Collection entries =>

===============

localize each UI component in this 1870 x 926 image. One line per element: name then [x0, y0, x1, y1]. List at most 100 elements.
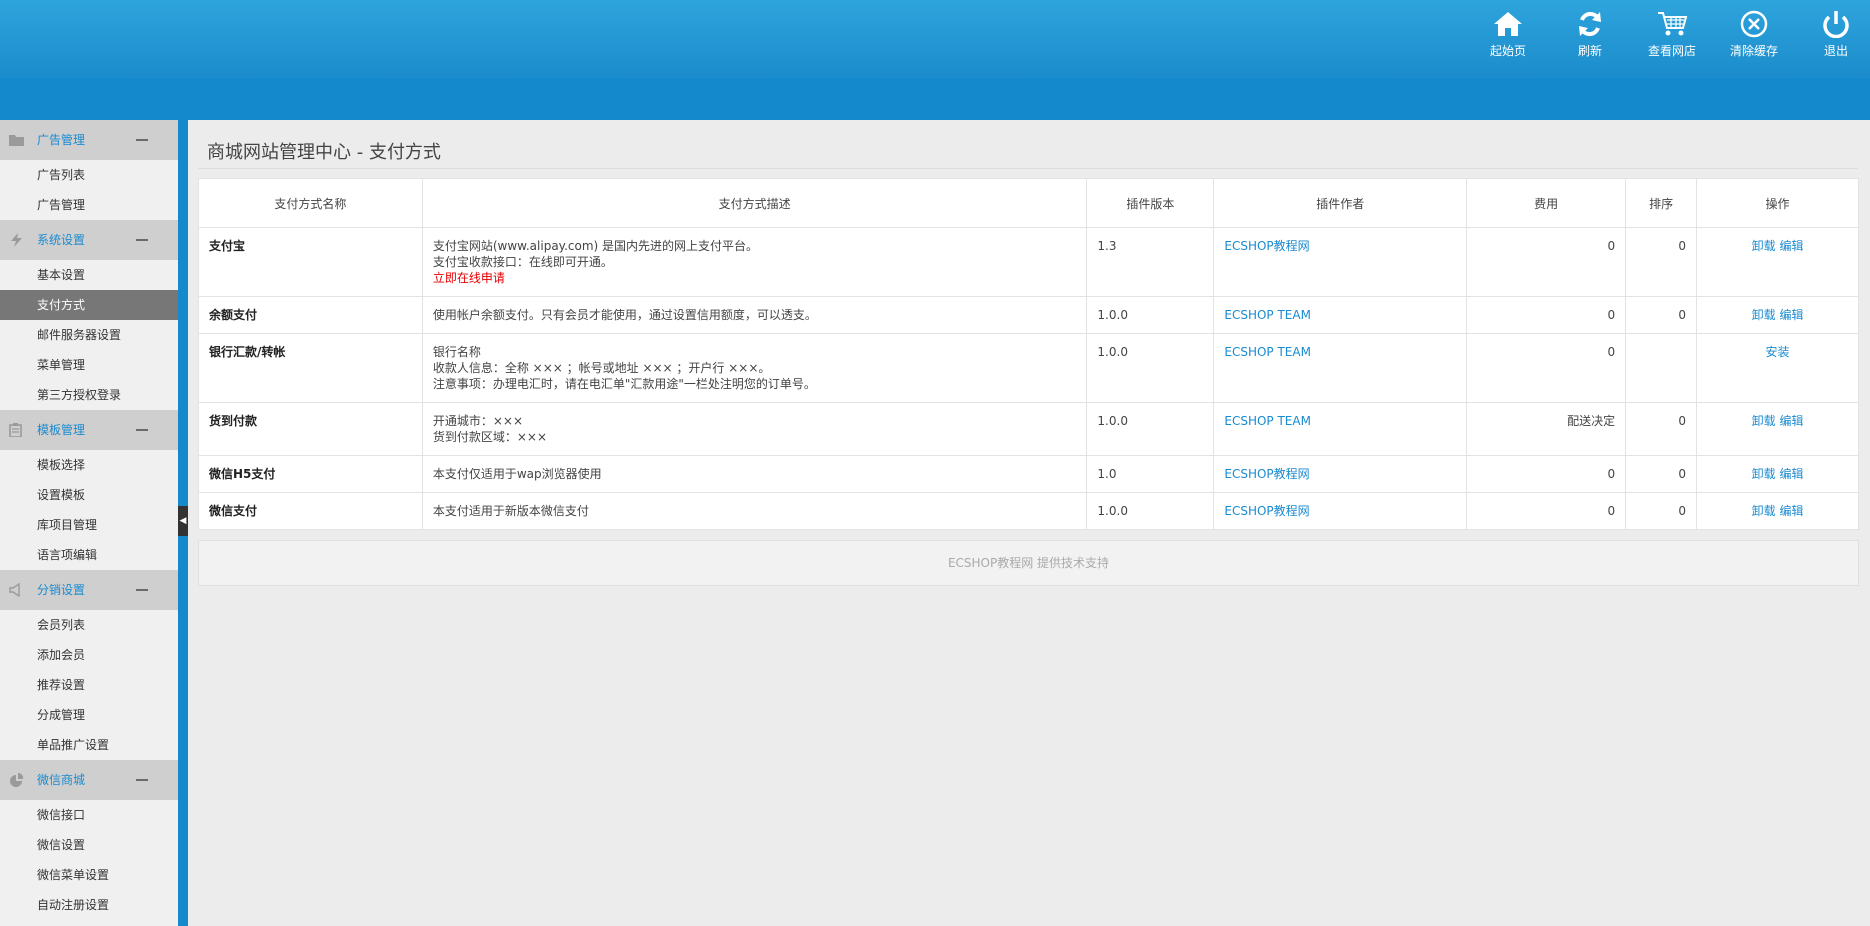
sidebar-collapse-toggle[interactable]: ◀ — [178, 506, 188, 536]
actions-cell: 卸载 编辑 — [1696, 402, 1859, 456]
actions-cell: 安装 — [1696, 333, 1859, 403]
sidebar-item[interactable]: 会员列表 — [0, 610, 178, 640]
sidebar-item[interactable]: 第三方授权登录 — [0, 380, 178, 410]
sidebar-item[interactable]: 单品推广设置 — [0, 730, 178, 760]
fee-value: 配送决定 — [1466, 402, 1627, 456]
sidebar-item[interactable]: 分成管理 — [0, 700, 178, 730]
plugin-author-link[interactable]: ECSHOP教程网 — [1213, 455, 1468, 493]
collapse-minus-icon[interactable] — [136, 589, 148, 591]
description-line: 本支付仅适用于wap浏览器使用 — [432, 467, 602, 481]
uninstall-link[interactable]: 卸载 — [1752, 504, 1776, 518]
sidebar-item[interactable]: 菜单管理 — [0, 350, 178, 380]
plugin-version: 1.0.0 — [1086, 402, 1215, 456]
title-divider — [198, 168, 1858, 169]
plugin-author-link[interactable]: ECSHOP TEAM — [1213, 402, 1468, 456]
payment-methods-table: 支付方式名称 支付方式描述 插件版本 插件作者 费用 排序 操作 支付宝 支付宝… — [198, 178, 1859, 530]
table-row: 微信H5支付 本支付仅适用于wap浏览器使用 1.0 ECSHOP教程网 0 0… — [198, 455, 1859, 493]
uninstall-link[interactable]: 卸载 — [1752, 467, 1776, 481]
payment-description: 本支付仅适用于wap浏览器使用 — [421, 455, 1088, 493]
view-shop-button[interactable]: 查看网店 — [1632, 10, 1712, 59]
sidebar-item[interactable]: 基本设置 — [0, 260, 178, 290]
column-header: 插件作者 — [1213, 178, 1468, 228]
sidebar-item-active[interactable]: 支付方式 — [0, 290, 178, 320]
plugin-author-link[interactable]: ECSHOP TEAM — [1213, 296, 1468, 334]
home-button[interactable]: 起始页 — [1468, 10, 1548, 59]
edit-link[interactable]: 编辑 — [1779, 504, 1803, 518]
sidebar-item[interactable]: 广告管理 — [0, 190, 178, 220]
logout-label: 退出 — [1823, 44, 1848, 58]
sidebar-item[interactable]: 语言项编辑 — [0, 540, 178, 570]
refresh-label: 刷新 — [1577, 44, 1602, 58]
page-title: 商城网站管理中心 - 支付方式 — [207, 142, 441, 163]
plugin-version: 1.0.0 — [1086, 296, 1215, 334]
fee-value: 0 — [1466, 227, 1627, 297]
clear-cache-button[interactable]: 清除缓存 — [1714, 10, 1794, 59]
sidebar-item[interactable]: 广告列表 — [0, 160, 178, 190]
sidebar-item[interactable]: 微信设置 — [0, 830, 178, 860]
plugin-author-link[interactable]: ECSHOP TEAM — [1213, 333, 1468, 403]
sidebar-group-templates[interactable]: 模板管理 — [0, 410, 178, 450]
sidebar-item[interactable]: 邮件服务器设置 — [0, 320, 178, 350]
edit-link[interactable]: 编辑 — [1779, 308, 1803, 322]
column-header: 支付方式名称 — [198, 178, 423, 228]
actions-cell: 卸载 编辑 — [1696, 455, 1859, 493]
column-header: 操作 — [1696, 178, 1859, 228]
sort-order: 0 — [1625, 296, 1698, 334]
footer-credit: ECSHOP教程网 提供技术支持 — [198, 540, 1859, 586]
apply-online-link[interactable]: 立即在线申请 — [433, 270, 1077, 286]
sidebar-item[interactable]: 微信菜单设置 — [0, 860, 178, 890]
actions-cell: 卸载 编辑 — [1696, 492, 1859, 530]
payment-name: 微信H5支付 — [198, 455, 423, 493]
payment-description: 使用帐户余额支付。只有会员才能使用，通过设置信用额度，可以透支。 — [421, 296, 1088, 334]
fee-value: 0 — [1466, 455, 1627, 493]
sidebar-group-wechat[interactable]: 微信商城 — [0, 760, 178, 800]
collapse-minus-icon[interactable] — [136, 139, 148, 141]
table-row: 货到付款 开通城市：××× 货到付款区域：××× 1.0.0 ECSHOP TE… — [198, 402, 1859, 456]
table-row: 银行汇款/转帐 银行名称 收款人信息：全称 ××× ；帐号或地址 ××× ；开户… — [198, 333, 1859, 403]
plugin-author-link[interactable]: ECSHOP教程网 — [1213, 227, 1468, 297]
edit-link[interactable]: 编辑 — [1779, 239, 1803, 253]
sort-order — [1625, 333, 1698, 403]
payment-name: 货到付款 — [198, 402, 423, 456]
payment-name: 银行汇款/转帐 — [198, 333, 423, 403]
sidebar-item[interactable]: 库项目管理 — [0, 510, 178, 540]
edit-link[interactable]: 编辑 — [1779, 467, 1803, 481]
top-header: 起始页 刷新 查看网店 清除缓存 退出 — [0, 0, 1870, 78]
plugin-author-link[interactable]: ECSHOP教程网 — [1213, 492, 1468, 530]
sub-header-bar — [0, 78, 1870, 120]
uninstall-link[interactable]: 卸载 — [1752, 239, 1776, 253]
description-line: 支付宝网站(www.alipay.com) 是国内先进的网上支付平台。 — [432, 239, 759, 253]
install-link[interactable]: 安装 — [1766, 345, 1790, 359]
description-line: 开通城市：××× — [432, 414, 524, 428]
sidebar-group-label: 微信商城 — [37, 773, 86, 787]
sidebar-item[interactable]: 模板选择 — [0, 450, 178, 480]
sidebar-item[interactable]: 添加会员 — [0, 640, 178, 670]
sidebar-group-system[interactable]: 系统设置 — [0, 220, 178, 260]
sidebar-group-ads[interactable]: 广告管理 — [0, 120, 178, 160]
sidebar-item[interactable]: 推荐设置 — [0, 670, 178, 700]
view-shop-label: 查看网店 — [1647, 44, 1696, 58]
collapse-minus-icon[interactable] — [136, 429, 148, 431]
collapse-minus-icon[interactable] — [136, 239, 148, 241]
sidebar-group-distribution[interactable]: 分销设置 — [0, 570, 178, 610]
column-header: 支付方式描述 — [421, 178, 1088, 228]
refresh-button[interactable]: 刷新 — [1550, 10, 1630, 59]
sidebar-group-label: 系统设置 — [37, 233, 86, 247]
sidebar: 广告管理 广告列表 广告管理 系统设置 基本设置 支付方式 邮件服务器设置 菜单… — [0, 120, 178, 926]
fee-value: 0 — [1466, 296, 1627, 334]
sidebar-item[interactable]: 设置模板 — [0, 480, 178, 510]
clear-cache-label: 清除缓存 — [1729, 44, 1778, 58]
main-content: 商城网站管理中心 - 支付方式 支付方式名称 支付方式描述 插件版本 插件作者 … — [188, 120, 1870, 926]
table-row: 余额支付 使用帐户余额支付。只有会员才能使用，通过设置信用额度，可以透支。 1.… — [198, 296, 1859, 334]
cart-icon — [1658, 12, 1688, 36]
sidebar-group-label: 广告管理 — [37, 133, 86, 147]
sidebar-item[interactable]: 微信接口 — [0, 800, 178, 830]
logout-button[interactable]: 退出 — [1796, 10, 1870, 59]
collapse-minus-icon[interactable] — [136, 779, 148, 781]
uninstall-link[interactable]: 卸载 — [1752, 308, 1776, 322]
uninstall-link[interactable]: 卸载 — [1752, 414, 1776, 428]
sidebar-item[interactable]: 自动注册设置 — [0, 890, 178, 920]
column-header: 排序 — [1625, 178, 1698, 228]
edit-link[interactable]: 编辑 — [1779, 414, 1803, 428]
fee-value: 0 — [1466, 492, 1627, 530]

===============

Recast the records from the line containing "sidebar-collapse-toggle[interactable]: ◀ —" through the line containing "uninstall-link[interactable]: 卸载 — [1752, 504, 1776, 518]", both included, as a JSON list of strings with one string per line and blank lines left out.

[
  "sidebar-collapse-toggle[interactable]: ◀ — [178, 506, 188, 536]",
  "actions-cell: 卸载 编辑 — [1696, 402, 1859, 456]",
  "actions-cell: 安装 — [1696, 333, 1859, 403]",
  "sidebar-item[interactable]: 会员列表 — [0, 610, 178, 640]",
  "sidebar-item[interactable]: 第三方授权登录 — [0, 380, 178, 410]",
  "sidebar-item[interactable]: 单品推广设置 — [0, 730, 178, 760]",
  "fee-value: 配送决定 — [1466, 402, 1627, 456]",
  "sidebar-item[interactable]: 分成管理 — [0, 700, 178, 730]",
  "plugin-author-link[interactable]: ECSHOP教程网 — [1213, 455, 1468, 493]",
  "collapse-minus-icon[interactable] — [136, 589, 148, 591]",
  "description-line: 本支付仅适用于wap浏览器使用 — [432, 467, 602, 481]",
  "uninstall-link[interactable]: 卸载 — [1752, 504, 1776, 518]"
]